Given task: Return all lines that include the string "Установить".

Recorded data:
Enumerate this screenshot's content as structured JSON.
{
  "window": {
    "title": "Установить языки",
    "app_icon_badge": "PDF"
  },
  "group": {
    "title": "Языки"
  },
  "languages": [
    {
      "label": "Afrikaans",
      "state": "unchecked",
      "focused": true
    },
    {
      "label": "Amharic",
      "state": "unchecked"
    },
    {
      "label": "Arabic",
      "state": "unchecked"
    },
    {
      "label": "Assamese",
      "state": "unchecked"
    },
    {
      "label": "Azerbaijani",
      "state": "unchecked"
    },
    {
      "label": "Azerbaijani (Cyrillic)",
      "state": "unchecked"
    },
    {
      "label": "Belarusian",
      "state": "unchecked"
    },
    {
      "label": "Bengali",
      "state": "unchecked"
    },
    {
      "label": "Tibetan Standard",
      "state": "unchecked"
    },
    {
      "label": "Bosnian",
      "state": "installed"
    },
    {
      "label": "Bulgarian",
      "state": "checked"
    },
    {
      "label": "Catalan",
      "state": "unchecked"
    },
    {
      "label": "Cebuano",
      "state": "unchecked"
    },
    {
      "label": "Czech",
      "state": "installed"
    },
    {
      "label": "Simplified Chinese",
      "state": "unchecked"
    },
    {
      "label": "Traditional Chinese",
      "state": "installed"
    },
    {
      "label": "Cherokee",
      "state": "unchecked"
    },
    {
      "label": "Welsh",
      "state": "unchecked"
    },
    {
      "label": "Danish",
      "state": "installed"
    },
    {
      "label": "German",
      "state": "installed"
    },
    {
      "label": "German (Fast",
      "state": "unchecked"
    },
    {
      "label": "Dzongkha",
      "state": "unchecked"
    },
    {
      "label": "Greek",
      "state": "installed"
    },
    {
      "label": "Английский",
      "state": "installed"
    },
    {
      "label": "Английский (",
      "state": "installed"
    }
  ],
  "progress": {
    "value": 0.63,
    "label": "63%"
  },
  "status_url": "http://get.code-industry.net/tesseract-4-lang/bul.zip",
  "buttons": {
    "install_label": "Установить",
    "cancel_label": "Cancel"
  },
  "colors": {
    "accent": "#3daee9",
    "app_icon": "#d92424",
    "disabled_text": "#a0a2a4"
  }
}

Problem solution:
    "title": "Установить языки",
    "install_label": "Установить",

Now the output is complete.